Reproduce every entry in the listing without alteration.
====== Materials provided
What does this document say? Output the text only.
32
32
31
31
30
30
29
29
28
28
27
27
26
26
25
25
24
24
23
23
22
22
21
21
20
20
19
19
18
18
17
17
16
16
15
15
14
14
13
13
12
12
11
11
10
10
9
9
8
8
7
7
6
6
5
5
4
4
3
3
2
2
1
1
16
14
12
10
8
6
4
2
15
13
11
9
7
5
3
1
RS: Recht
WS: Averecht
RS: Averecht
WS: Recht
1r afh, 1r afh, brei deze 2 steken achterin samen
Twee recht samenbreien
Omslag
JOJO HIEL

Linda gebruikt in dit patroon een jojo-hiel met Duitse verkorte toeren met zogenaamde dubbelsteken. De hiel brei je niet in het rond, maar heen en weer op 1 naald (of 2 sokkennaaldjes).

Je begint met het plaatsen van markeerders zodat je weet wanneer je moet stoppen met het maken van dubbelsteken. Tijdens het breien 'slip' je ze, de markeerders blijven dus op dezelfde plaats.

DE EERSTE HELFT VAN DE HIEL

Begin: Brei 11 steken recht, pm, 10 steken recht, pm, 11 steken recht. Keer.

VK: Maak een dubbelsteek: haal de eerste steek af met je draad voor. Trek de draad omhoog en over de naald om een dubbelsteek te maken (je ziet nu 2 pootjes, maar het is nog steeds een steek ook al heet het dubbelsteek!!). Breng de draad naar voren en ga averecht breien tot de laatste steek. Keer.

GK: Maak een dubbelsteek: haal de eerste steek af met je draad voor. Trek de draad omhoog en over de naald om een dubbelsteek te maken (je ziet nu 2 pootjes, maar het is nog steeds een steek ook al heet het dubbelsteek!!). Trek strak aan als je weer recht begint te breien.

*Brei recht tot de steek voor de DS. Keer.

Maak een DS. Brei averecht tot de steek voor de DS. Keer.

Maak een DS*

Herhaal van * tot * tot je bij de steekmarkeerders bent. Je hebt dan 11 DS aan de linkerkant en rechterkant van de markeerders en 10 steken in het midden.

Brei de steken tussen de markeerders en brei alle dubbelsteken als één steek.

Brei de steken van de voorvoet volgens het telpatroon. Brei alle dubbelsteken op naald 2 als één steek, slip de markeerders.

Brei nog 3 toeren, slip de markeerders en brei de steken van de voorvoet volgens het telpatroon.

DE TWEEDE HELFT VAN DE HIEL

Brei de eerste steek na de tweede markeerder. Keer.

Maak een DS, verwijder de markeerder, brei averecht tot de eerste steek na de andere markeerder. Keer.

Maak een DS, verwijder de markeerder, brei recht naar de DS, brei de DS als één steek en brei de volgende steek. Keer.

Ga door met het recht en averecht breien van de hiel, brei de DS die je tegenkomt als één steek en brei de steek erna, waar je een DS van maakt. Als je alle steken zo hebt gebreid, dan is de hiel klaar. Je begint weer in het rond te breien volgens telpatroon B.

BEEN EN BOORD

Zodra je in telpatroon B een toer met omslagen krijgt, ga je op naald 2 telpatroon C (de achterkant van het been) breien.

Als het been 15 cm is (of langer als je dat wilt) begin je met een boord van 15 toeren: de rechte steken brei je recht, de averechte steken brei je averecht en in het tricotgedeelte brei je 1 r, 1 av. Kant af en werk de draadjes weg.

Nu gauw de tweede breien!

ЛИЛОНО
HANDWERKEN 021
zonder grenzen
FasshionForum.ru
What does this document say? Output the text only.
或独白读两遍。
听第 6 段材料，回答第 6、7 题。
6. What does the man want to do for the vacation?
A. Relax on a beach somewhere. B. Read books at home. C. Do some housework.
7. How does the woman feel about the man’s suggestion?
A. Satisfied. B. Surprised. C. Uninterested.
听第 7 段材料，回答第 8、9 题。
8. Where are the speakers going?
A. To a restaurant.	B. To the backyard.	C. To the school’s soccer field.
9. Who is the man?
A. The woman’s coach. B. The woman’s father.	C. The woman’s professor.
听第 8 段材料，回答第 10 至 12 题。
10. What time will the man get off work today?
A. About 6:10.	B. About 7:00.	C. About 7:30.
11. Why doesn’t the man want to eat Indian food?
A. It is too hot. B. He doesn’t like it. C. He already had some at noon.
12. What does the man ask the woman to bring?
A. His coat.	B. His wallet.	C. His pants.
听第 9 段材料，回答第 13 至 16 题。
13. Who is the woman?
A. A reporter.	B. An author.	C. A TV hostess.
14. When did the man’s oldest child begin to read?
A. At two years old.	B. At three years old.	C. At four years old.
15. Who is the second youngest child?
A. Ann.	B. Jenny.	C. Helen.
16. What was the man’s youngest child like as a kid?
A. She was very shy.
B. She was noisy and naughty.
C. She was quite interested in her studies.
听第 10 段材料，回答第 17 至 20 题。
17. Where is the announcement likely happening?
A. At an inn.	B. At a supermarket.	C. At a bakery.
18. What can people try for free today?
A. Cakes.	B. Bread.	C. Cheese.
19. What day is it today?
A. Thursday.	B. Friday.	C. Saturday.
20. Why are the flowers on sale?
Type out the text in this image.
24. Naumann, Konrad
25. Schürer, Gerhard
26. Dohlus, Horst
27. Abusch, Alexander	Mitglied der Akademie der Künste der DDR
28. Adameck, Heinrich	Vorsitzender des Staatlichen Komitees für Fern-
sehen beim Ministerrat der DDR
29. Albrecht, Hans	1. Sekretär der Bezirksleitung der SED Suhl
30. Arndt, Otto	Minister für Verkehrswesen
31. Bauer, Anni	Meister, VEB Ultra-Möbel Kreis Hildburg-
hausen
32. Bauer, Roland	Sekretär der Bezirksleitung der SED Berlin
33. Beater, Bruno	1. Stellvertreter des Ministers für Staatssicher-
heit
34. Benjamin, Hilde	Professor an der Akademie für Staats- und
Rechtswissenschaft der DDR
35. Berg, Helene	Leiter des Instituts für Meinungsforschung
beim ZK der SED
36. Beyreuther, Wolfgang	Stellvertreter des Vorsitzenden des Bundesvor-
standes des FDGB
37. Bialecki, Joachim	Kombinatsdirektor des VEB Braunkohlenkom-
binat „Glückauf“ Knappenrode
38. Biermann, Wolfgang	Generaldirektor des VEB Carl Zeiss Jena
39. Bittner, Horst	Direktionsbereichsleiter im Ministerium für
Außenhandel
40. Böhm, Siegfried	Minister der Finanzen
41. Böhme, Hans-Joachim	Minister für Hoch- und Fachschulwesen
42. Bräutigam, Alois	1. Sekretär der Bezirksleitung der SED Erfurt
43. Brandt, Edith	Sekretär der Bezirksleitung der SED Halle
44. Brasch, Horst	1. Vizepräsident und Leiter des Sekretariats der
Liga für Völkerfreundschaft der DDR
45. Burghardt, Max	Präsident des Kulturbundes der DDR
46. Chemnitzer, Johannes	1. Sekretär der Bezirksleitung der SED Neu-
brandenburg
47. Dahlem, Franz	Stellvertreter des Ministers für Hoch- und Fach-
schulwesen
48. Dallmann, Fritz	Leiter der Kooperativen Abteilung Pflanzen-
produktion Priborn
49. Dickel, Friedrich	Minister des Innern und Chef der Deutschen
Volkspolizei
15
============
Reply -
What does this document say? Output the text only.
32
32
31
31
30
30
29
29
28
28
27
27
26
26
25
25
24
24
23
23
22
22
21
21
20
20
19
19
18
18
17
17
16
16
15
15
14
14
13
13
12
12
11
11
10
10
9
9
8
8
7
7
6
6
5
5
4
4
3
3
2
2
1
1
16
14
12
10
8
6
4
2
15
13
11
9
7
5
3
1
RS: Recht
WS: Averecht
RS: Averecht
WS: Recht
1r afh, 1r afh, brei deze 2 steken achterin samen
Twee recht samenbreien
Omslag
JOJO HIEL

Linda gebruikt in dit patroon een jojo-hiel met Duitse verkorte toeren met zogenaamde dubbelsteken. De hiel brei je niet in het rond, maar heen en weer op 1 naald (of 2 sokkennaaldjes).

Je begint met het plaatsen van markeerders zodat je weet wanneer je moet stoppen met het maken van dubbelsteken. Tijdens het breien 'slip' je ze, de markeerders blijven dus op dezelfde plaats.

DE EERSTE HELFT VAN DE HIEL

Begin: Brei 11 steken recht, pm, 10 steken recht, pm, 11 steken recht. Keer.

VK: Maak een dubbelsteek: haal de eerste steek af met je draad voor. Trek de draad omhoog en over de naald om een dubbelsteek te maken (je ziet nu 2 pootjes, maar het is nog steeds een steek ook al heet het dubbelsteek!!). Breng de draad naar voren en ga averecht breien tot de laatste steek. Keer.

GK: Maak een dubbelsteek: haal de eerste steek af met je draad voor. Trek de draad omhoog en over de naald om een dubbelsteek te maken (je ziet nu 2 pootjes, maar het is nog steeds een steek ook al heet het dubbelsteek!!). Trek strak aan als je weer recht begint te breien.

*Brei recht tot de steek voor de DS. Keer.

Maak een DS. Brei averecht tot de steek voor de DS. Keer.

Maak een DS*

Herhaal van * tot * tot je bij de steekmarkeerders bent. Je hebt dan 11 DS aan de linkerkant en rechterkant van de markeerders en 10 steken in het midden.

Brei de steken tussen de markeerders en brei alle dubbelsteken als één steek.

Brei de steken van de voorvoet volgens het telpatroon. Brei alle dubbelsteken op naald 2 als één steek, slip de markeerders.

Brei nog 3 toeren, slip de markeerders en brei de steken van de voorvoet volgens het telpatroon.

DE TWEEDE HELFT VAN DE HIEL

Brei de eerste steek na de tweede markeerder. Keer.

Maak een DS, verwijder de markeerder, brei averecht tot de eerste steek na de andere markeerder. Keer.

Maak een DS, verwijder de markeerder, brei recht naar de DS, brei de DS als één steek en brei de volgende steek. Keer.

Ga door met het recht en averecht breien van de hiel, brei de DS die je tegenkomt als één steek en brei de steek erna, waar je een DS van maakt. Als je alle steken zo hebt gebreid, dan is de hiel klaar. Je begint weer in het rond te breien volgens telpatroon B.

BEEN EN BOORD

Zodra je in telpatroon B een toer met omslagen krijgt, ga je op naald 2 telpatroon C (de achterkant van het been) breien.

Als het been 15 cm is (of langer als je dat wilt) begin je met een boord van 15 toeren: de rechte steken brei je recht, de averechte steken brei je averecht en in het tricotgedeelte brei je 1 r, 1 av. Kant af en werk de draadjes weg.

Nu gauw de tweede breien!

ЛИЛОНО
HANDWERKEN 021
zonder grenzen
FasshionForum.ru
What does this document say? Output the text only.
或独白读两遍。
听第 6 段材料，回答第 6、7 题。
6. What does the man want to do for the vacation?
A. Relax on a beach somewhere. B. Read books at home. C. Do some housework.
7. How does the woman feel about the man’s suggestion?
A. Satisfied. B. Surprised. C. Uninterested.
听第 7 段材料，回答第 8、9 题。
8. Where are the speakers going?
A. To a restaurant.	B. To the backyard.	C. To the school’s soccer field.
9. Who is the man?
A. The woman’s coach. B. The woman’s father.	C. The woman’s professor.
听第 8 段材料，回答第 10 至 12 题。
10. What time will the man get off work today?
A. About 6:10.	B. About 7:00.	C. About 7:30.
11. Why doesn’t the man want to eat Indian food?
A. It is too hot. B. He doesn’t like it. C. He already had some at noon.
12. What does the man ask the woman to bring?
A. His coat.	B. His wallet.	C. His pants.
听第 9 段材料，回答第 13 至 16 题。
13. Who is the woman?
A. A reporter.	B. An author.	C. A TV hostess.
14. When did the man’s oldest child begin to read?
A. At two years old.	B. At three years old.	C. At four years old.
15. Who is the second youngest child?
A. Ann.	B. Jenny.	C. Helen.
16. What was the man’s youngest child like as a kid?
A. She was very shy.
B. She was noisy and naughty.
C. She was quite interested in her studies.
听第 10 段材料，回答第 17 至 20 题。
17. Where is the announcement likely happening?
A. At an inn.	B. At a supermarket.	C. At a bakery.
18. What can people try for free today?
A. Cakes.	B. Bread.	C. Cheese.
19. What day is it today?
A. Thursday.	B. Friday.	C. Saturday.
20. Why are the flowers on sale?
Type out the text in this image.
24. Naumann, Konrad
25. Schürer, Gerhard
26. Dohlus, Horst
27. Abusch, Alexander	Mitglied der Akademie der Künste der DDR
28. Adameck, Heinrich	Vorsitzender des Staatlichen Komitees für Fern-
sehen beim Ministerrat der DDR
29. Albrecht, Hans	1. Sekretär der Bezirksleitung der SED Suhl
30. Arndt, Otto	Minister für Verkehrswesen
31. Bauer, Anni	Meister, VEB Ultra-Möbel Kreis Hildburg-
hausen
32. Bauer, Roland	Sekretär der Bezirksleitung der SED Berlin
33. Beater, Bruno	1. Stellvertreter des Ministers für Staatssicher-
heit
34. Benjamin, Hilde	Professor an der Akademie für Staats- und
Rechtswissenschaft der DDR
35. Berg, Helene	Leiter des Instituts für Meinungsforschung
beim ZK der SED
36. Beyreuther, Wolfgang	Stellvertreter des Vorsitzenden des Bundesvor-
standes des FDGB
37. Bialecki, Joachim	Kombinatsdirektor des VEB Braunkohlenkom-
binat „Glückauf“ Knappenrode
38. Biermann, Wolfgang	Generaldirektor des VEB Carl Zeiss Jena
39. Bittner, Horst	Direktionsbereichsleiter im Ministerium für
Außenhandel
40. Böhm, Siegfried	Minister der Finanzen
41. Böhme, Hans-Joachim	Minister für Hoch- und Fachschulwesen
42. Bräutigam, Alois	1. Sekretär der Bezirksleitung der SED Erfurt
43. Brandt, Edith	Sekretär der Bezirksleitung der SED Halle
44. Brasch, Horst	1. Vizepräsident und Leiter des Sekretariats der
Liga für Völkerfreundschaft der DDR
45. Burghardt, Max	Präsident des Kulturbundes der DDR
46. Chemnitzer, Johannes	1. Sekretär der Bezirksleitung der SED Neu-
brandenburg
47. Dahlem, Franz	Stellvertreter des Ministers für Hoch- und Fach-
schulwesen
48. Dallmann, Fritz	Leiter der Kooperativen Abteilung Pflanzen-
produktion Priborn
49. Dickel, Friedrich	Minister des Innern und Chef der Deutschen
Volkspolizei
15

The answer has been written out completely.